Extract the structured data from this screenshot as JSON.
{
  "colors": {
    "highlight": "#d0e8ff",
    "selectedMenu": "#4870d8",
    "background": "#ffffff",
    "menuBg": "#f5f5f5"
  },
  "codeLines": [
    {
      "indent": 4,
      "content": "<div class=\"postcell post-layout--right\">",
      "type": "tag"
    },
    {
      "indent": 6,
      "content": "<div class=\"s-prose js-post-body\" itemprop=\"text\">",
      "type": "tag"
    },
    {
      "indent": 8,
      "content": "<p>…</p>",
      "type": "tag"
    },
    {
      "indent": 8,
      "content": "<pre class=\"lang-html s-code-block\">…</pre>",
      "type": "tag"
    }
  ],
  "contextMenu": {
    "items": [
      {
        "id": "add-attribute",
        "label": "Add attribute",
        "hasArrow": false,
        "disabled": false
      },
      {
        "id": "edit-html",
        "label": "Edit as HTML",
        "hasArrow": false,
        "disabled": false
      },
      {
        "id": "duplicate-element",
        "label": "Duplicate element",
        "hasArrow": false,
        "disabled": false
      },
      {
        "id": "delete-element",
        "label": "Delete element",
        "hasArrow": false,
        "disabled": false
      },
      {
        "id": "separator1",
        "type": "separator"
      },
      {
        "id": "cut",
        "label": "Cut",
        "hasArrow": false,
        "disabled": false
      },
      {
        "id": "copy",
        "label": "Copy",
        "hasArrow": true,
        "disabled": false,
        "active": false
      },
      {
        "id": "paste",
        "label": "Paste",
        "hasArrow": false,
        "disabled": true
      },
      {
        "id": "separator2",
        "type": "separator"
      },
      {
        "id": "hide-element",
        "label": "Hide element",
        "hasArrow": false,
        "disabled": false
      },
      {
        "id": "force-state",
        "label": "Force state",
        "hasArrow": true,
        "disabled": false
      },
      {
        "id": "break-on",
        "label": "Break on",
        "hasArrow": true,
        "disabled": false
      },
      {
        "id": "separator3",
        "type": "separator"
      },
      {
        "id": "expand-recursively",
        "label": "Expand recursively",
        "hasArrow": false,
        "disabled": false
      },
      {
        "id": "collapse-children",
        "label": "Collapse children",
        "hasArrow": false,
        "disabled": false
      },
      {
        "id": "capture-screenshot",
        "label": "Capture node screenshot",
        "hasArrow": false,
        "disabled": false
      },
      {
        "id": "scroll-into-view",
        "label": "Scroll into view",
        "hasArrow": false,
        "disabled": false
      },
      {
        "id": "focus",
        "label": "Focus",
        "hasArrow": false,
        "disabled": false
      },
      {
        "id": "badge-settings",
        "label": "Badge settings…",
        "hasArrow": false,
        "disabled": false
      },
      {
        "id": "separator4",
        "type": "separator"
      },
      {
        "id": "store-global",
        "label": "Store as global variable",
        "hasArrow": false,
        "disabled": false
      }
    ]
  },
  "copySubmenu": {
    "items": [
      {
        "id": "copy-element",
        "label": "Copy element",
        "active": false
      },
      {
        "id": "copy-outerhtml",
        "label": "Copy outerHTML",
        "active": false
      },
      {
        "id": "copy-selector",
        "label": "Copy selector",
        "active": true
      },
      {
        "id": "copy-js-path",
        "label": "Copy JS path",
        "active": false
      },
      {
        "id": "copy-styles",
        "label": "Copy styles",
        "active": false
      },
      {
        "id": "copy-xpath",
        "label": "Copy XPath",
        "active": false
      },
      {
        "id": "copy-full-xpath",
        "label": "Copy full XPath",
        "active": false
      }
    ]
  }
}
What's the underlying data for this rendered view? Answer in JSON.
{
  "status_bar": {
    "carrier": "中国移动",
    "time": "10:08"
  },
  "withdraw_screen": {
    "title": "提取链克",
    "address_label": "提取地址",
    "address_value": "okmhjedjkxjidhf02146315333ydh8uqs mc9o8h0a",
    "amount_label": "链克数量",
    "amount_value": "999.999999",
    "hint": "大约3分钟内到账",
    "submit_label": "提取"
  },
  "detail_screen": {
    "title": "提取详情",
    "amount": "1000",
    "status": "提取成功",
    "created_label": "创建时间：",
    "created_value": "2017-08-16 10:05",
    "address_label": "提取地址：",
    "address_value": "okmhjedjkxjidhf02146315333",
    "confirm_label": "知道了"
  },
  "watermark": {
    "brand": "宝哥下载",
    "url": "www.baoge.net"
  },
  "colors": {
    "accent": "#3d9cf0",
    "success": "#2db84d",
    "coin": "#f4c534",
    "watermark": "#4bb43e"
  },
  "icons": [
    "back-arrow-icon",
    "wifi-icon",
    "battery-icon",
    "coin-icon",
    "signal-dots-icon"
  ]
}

------------------------

- _What the task requires_: Pick out the lines containing the string "class".

- _Response to the task_:
      "content": "<div class=\"postcell post-layout--right\">",
      "content": "<div class=\"s-prose js-post-body\" itemprop=\"text\">",
      "content": "<pre class=\"lang-html s-code-block\">…</pre>",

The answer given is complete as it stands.